# What the exercise asks
Track down the lines that contain "type" and copy them.

# START OF Input rows

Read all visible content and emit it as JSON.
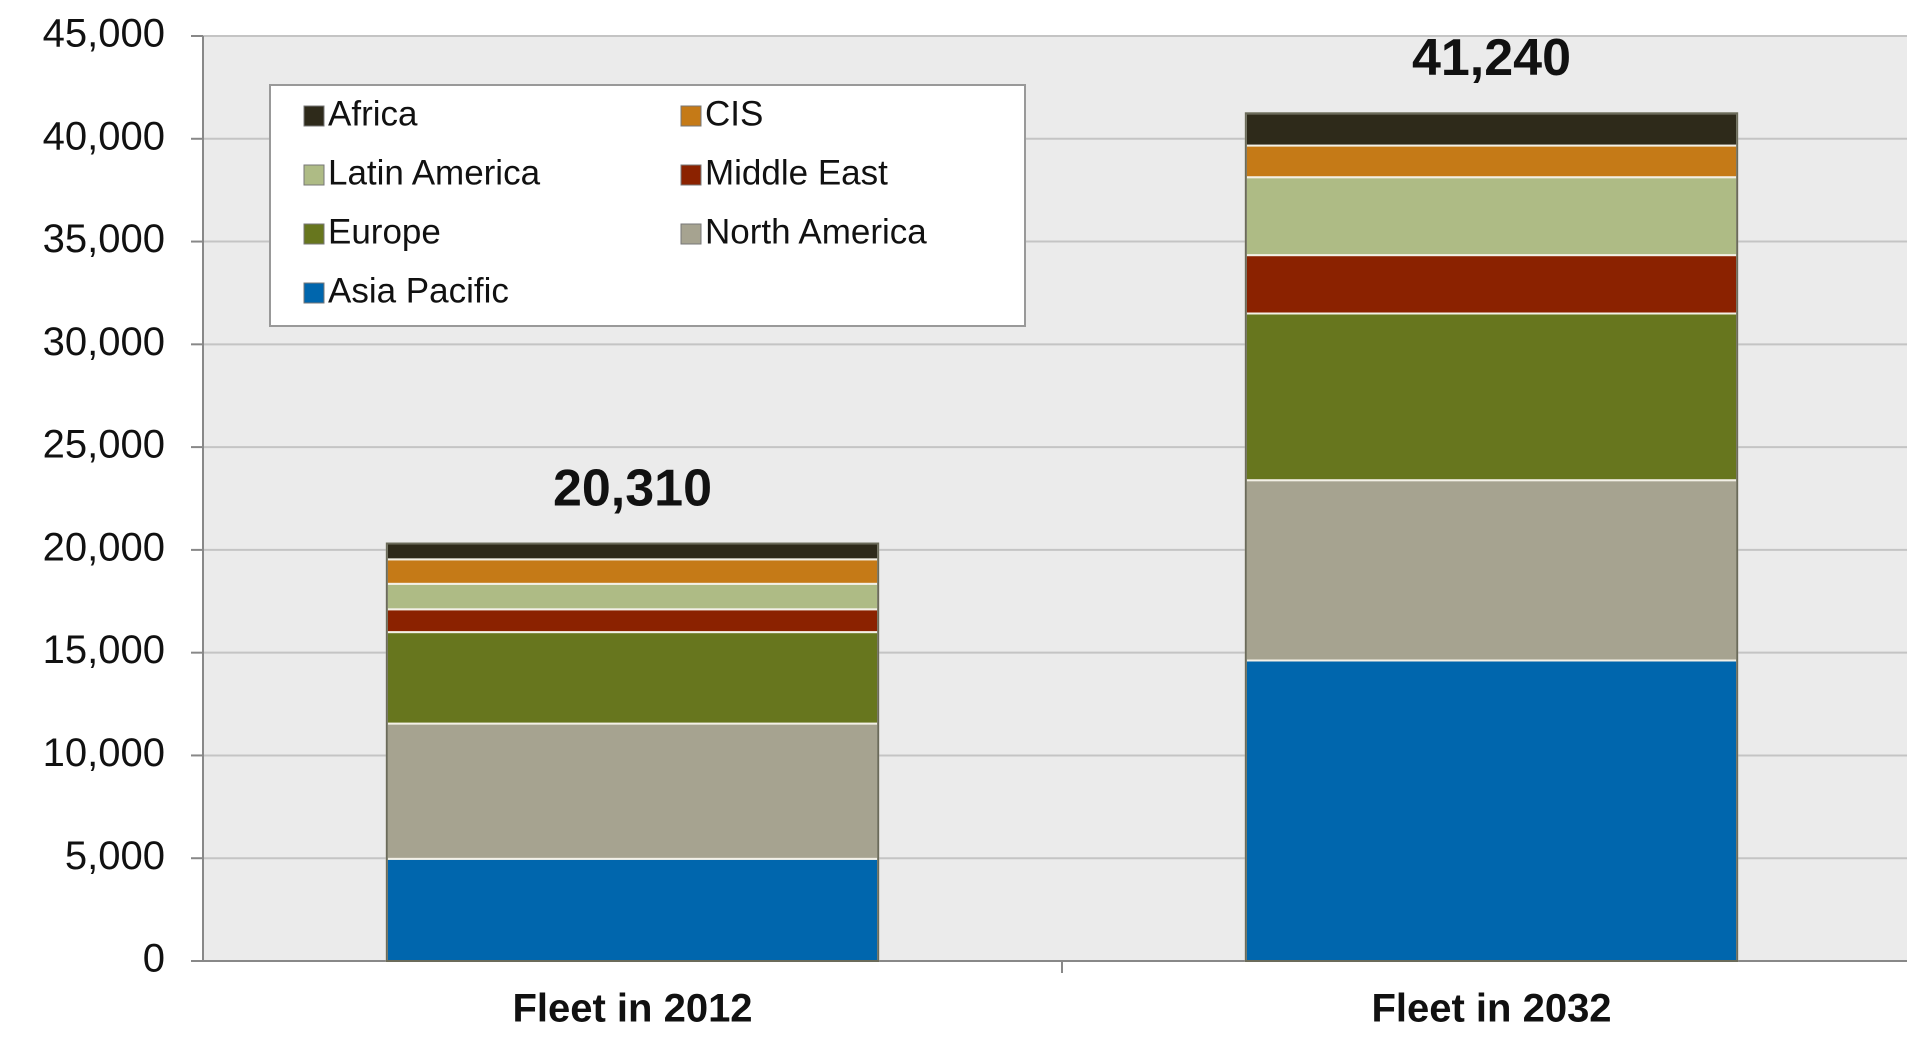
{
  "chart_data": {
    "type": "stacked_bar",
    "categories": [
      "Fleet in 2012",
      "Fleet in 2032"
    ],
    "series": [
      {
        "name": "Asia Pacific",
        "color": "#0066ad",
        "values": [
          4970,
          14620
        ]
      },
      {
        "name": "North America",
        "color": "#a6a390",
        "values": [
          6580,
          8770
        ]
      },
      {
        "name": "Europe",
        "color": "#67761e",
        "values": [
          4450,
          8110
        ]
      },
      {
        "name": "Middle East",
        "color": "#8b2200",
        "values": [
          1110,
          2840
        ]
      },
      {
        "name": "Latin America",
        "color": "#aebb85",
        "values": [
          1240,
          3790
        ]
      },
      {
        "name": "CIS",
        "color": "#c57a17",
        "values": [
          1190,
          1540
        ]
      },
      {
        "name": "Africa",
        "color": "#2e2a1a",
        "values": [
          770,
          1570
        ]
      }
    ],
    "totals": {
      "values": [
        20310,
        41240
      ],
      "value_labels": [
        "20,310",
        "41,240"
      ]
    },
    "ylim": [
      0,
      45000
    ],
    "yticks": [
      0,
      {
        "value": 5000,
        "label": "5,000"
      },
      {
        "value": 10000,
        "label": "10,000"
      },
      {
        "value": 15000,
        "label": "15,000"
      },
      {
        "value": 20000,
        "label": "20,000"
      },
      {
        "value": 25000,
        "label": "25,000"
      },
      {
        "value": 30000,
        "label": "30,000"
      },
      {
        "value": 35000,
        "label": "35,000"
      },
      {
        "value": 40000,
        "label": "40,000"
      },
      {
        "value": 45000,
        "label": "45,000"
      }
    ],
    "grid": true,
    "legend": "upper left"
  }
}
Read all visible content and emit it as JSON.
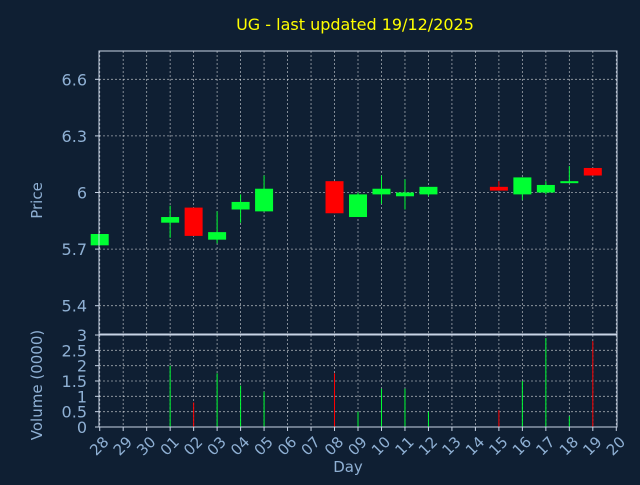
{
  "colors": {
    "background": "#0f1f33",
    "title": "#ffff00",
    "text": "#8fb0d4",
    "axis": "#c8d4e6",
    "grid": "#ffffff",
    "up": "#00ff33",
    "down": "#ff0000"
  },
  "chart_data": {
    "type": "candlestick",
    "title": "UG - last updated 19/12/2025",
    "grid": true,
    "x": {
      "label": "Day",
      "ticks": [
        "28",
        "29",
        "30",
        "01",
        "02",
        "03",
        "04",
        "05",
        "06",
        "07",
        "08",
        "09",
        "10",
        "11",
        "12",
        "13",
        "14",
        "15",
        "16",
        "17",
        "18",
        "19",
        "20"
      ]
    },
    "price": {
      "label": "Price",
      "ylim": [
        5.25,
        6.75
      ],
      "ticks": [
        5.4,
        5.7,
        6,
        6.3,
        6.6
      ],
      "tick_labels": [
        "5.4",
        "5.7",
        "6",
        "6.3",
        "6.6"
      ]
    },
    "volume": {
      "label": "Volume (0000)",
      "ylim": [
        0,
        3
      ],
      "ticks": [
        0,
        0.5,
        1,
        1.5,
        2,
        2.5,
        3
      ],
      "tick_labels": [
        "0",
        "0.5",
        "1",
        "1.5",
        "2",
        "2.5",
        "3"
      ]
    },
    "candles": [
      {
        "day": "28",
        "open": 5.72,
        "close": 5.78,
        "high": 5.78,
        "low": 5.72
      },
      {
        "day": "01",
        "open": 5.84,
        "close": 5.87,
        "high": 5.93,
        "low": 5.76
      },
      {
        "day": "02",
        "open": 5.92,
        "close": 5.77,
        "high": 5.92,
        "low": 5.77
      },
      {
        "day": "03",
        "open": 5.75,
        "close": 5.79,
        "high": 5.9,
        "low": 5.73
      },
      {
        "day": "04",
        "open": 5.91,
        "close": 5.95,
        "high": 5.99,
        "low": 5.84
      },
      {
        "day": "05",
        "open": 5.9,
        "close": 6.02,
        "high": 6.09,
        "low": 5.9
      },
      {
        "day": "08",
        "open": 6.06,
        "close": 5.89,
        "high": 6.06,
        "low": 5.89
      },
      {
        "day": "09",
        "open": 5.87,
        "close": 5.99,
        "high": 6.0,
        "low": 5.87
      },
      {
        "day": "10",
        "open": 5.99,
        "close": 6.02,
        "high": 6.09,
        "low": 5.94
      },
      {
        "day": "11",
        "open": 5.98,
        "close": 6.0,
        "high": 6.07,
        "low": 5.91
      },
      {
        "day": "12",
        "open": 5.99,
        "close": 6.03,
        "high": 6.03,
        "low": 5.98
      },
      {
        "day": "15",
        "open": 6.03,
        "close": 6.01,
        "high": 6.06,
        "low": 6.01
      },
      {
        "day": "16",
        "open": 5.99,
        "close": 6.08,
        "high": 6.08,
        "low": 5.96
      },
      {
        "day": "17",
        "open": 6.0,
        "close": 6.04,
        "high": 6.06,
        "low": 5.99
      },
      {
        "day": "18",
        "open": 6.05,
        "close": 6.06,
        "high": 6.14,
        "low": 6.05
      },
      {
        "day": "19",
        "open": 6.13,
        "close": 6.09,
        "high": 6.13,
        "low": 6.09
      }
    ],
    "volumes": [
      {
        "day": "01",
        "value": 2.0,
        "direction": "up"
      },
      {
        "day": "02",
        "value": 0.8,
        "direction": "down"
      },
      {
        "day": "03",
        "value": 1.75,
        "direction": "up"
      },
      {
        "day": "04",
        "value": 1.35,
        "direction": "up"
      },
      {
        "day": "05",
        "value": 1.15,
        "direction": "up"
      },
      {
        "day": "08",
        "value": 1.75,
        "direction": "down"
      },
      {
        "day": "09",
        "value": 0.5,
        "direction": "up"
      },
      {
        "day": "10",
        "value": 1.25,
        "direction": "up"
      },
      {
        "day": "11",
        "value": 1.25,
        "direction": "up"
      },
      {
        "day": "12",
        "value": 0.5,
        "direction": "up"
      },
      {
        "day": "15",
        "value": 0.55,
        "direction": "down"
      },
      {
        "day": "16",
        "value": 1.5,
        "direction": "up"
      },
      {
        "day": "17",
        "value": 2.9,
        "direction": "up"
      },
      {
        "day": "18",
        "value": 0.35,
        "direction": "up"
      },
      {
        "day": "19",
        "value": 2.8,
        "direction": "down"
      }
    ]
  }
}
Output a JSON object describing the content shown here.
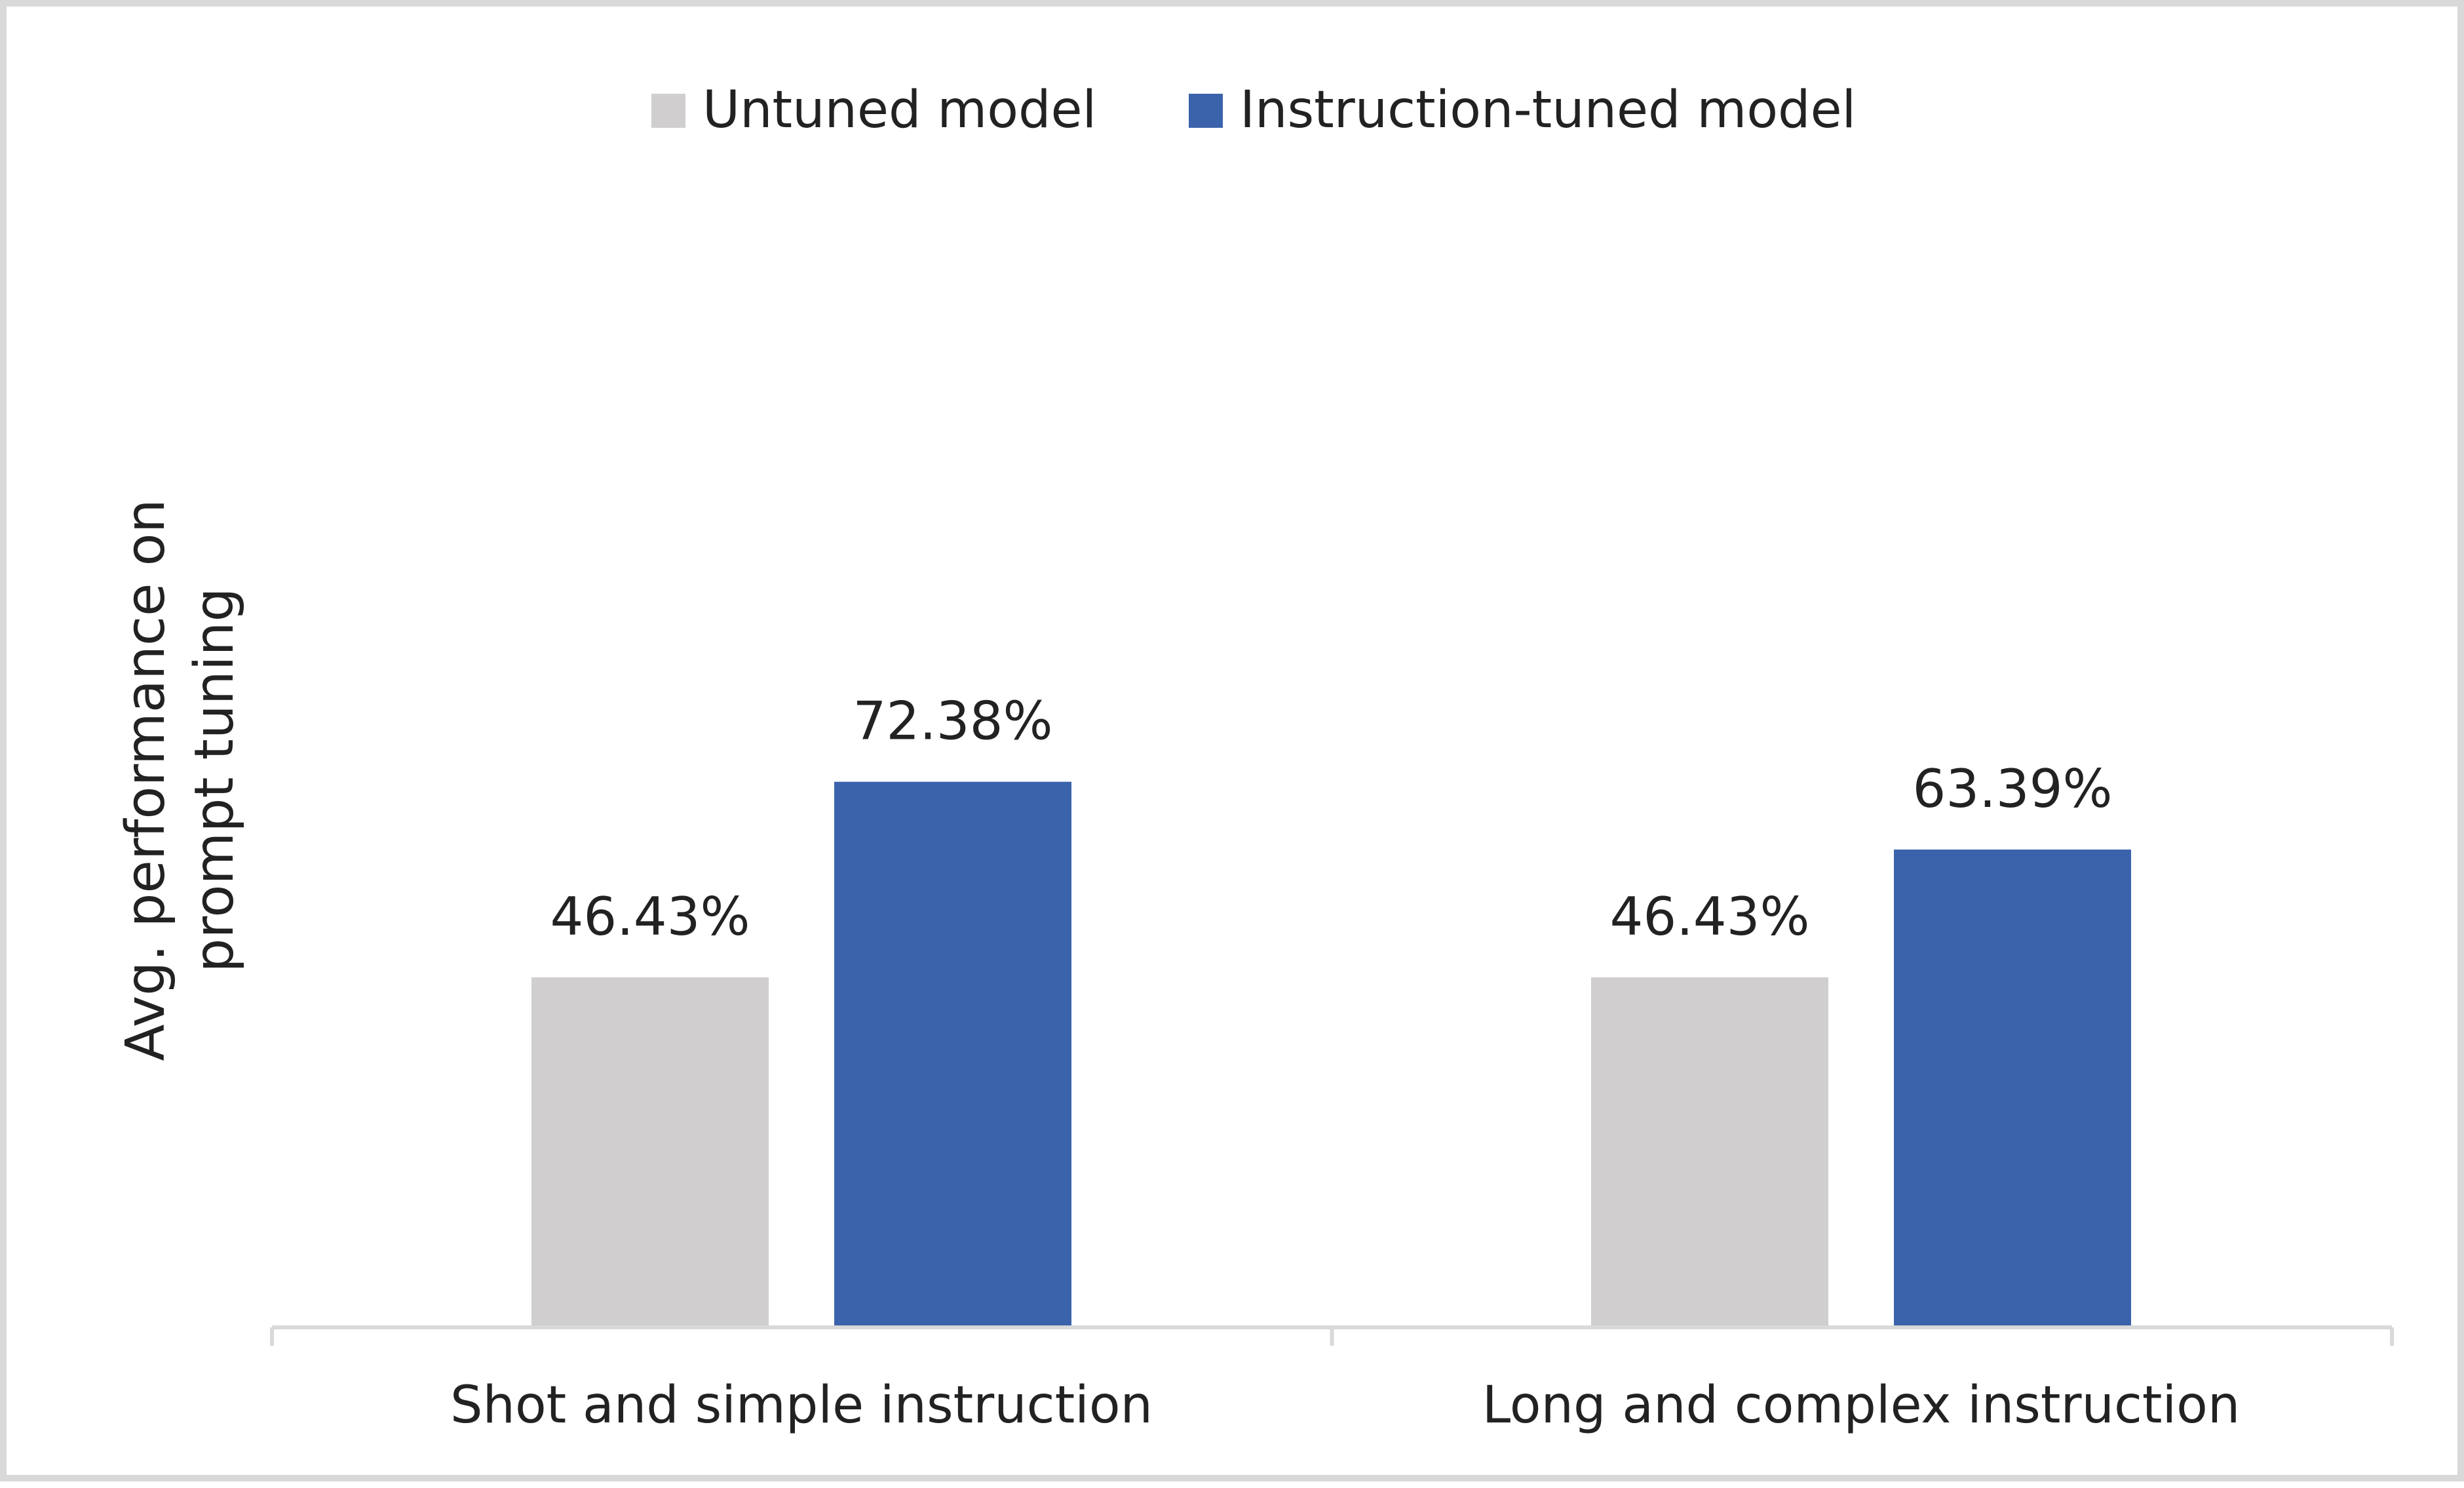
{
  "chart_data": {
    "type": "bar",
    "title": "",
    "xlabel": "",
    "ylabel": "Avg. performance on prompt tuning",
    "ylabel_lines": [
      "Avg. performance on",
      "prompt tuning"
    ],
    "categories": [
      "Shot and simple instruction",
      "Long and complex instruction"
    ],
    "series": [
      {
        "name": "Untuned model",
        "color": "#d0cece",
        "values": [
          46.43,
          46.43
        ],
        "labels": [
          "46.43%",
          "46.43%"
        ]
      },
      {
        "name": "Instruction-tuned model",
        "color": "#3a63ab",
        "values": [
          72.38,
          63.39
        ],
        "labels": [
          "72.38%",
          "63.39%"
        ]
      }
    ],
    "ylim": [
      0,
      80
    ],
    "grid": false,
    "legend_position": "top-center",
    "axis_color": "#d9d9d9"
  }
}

# END OF Input rows

# Output of the exercise
    "type": "stacked_bar",
    "type": "candlestick",
    "type": "bar",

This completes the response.